>> start Record set

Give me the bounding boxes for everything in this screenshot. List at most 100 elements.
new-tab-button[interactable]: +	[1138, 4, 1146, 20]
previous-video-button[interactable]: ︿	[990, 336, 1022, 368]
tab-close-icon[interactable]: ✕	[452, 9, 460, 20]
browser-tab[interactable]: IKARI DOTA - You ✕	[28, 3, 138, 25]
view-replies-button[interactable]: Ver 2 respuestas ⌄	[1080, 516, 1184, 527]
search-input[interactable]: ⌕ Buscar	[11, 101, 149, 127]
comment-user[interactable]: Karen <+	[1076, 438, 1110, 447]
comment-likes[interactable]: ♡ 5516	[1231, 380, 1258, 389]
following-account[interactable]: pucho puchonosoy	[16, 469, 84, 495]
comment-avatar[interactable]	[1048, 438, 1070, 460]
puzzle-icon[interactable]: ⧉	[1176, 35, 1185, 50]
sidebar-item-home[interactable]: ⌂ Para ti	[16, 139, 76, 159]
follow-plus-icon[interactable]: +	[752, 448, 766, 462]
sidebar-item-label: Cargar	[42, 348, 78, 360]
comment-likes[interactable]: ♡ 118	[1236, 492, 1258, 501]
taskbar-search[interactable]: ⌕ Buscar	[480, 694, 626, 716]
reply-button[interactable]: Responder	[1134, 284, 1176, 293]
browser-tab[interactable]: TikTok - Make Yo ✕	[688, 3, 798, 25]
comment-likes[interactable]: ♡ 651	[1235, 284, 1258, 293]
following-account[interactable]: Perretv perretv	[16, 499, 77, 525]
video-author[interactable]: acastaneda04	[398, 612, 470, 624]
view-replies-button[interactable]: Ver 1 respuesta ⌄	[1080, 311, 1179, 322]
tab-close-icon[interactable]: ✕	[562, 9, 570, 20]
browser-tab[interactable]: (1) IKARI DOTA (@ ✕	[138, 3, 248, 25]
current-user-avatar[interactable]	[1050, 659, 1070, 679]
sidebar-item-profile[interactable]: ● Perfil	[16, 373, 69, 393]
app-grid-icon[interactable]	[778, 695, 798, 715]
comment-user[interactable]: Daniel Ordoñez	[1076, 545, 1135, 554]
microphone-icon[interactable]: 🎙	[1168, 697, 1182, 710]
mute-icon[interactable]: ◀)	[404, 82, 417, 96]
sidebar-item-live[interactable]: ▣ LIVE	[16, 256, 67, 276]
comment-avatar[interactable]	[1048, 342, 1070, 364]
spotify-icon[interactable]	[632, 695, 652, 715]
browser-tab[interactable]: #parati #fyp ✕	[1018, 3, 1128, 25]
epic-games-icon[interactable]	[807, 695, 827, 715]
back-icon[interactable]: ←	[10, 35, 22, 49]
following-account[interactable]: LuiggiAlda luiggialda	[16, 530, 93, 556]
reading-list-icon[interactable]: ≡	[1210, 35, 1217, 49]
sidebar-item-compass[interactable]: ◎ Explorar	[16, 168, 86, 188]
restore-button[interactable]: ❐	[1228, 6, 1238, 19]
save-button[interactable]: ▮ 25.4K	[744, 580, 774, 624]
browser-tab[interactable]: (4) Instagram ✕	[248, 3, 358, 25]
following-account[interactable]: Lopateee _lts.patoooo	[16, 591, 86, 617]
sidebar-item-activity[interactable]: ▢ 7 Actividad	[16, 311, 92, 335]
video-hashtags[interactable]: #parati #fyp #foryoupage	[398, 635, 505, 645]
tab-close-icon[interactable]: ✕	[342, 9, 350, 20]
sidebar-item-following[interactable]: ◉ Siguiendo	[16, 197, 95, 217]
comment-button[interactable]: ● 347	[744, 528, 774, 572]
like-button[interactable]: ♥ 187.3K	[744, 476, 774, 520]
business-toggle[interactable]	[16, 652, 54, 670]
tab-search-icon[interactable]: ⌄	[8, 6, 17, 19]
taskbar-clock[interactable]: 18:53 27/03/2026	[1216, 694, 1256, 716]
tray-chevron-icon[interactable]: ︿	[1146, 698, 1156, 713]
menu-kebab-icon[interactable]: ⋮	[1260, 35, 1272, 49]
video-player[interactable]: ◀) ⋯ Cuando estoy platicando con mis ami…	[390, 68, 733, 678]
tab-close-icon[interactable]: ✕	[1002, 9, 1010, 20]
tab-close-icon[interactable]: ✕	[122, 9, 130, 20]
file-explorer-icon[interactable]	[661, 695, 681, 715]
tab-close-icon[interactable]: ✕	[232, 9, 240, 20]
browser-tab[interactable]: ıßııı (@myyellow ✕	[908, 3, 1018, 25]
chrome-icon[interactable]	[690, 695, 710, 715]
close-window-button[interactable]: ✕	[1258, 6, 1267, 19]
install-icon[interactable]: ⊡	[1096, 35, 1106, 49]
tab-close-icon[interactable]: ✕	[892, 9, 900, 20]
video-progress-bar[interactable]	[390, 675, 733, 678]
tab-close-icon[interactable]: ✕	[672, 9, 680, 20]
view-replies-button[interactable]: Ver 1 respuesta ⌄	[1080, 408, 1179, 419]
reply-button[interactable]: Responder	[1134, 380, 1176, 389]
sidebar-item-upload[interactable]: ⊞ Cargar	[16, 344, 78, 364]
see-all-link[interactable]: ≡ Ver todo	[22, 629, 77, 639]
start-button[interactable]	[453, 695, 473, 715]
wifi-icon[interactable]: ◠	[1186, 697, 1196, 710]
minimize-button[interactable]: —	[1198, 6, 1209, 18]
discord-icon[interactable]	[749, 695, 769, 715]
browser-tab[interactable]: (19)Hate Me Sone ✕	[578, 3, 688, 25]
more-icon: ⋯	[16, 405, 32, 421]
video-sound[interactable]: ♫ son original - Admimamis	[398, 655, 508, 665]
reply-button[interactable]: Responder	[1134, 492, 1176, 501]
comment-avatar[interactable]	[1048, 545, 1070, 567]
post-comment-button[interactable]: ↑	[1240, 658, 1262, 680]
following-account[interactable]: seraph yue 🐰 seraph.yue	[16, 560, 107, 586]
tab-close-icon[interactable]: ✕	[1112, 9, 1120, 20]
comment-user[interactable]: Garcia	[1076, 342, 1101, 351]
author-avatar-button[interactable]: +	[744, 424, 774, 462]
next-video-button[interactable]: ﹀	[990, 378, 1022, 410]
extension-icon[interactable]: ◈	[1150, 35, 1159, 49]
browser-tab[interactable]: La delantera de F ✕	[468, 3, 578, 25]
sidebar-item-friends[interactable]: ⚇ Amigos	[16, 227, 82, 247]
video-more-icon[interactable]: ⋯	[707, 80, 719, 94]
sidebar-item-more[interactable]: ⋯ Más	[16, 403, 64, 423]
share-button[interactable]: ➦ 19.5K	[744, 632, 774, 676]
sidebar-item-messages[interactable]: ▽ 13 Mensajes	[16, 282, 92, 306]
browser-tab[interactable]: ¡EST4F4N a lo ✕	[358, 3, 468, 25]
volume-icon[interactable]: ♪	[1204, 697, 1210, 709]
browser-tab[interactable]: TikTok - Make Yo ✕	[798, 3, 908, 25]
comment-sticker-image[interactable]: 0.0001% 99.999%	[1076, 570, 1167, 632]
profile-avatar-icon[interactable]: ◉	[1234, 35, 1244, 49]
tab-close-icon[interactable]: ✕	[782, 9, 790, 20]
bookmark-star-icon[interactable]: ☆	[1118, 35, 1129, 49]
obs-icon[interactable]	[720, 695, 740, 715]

>> end Record set

- [Given exercise]
Lay out the stretch of data from its first line through the line containing "9, 460, 20]" as a numbered list, leaving out any blank lines.

- [Finished answer]
1. Give me the bounding boxes for everything in this screenshot. List at most 100 elements.
2. new-tab-button[interactable]: +	[1138, 4, 1146, 20]
3. previous-video-button[interactable]: ︿	[990, 336, 1022, 368]
4. tab-close-icon[interactable]: ✕	[452, 9, 460, 20]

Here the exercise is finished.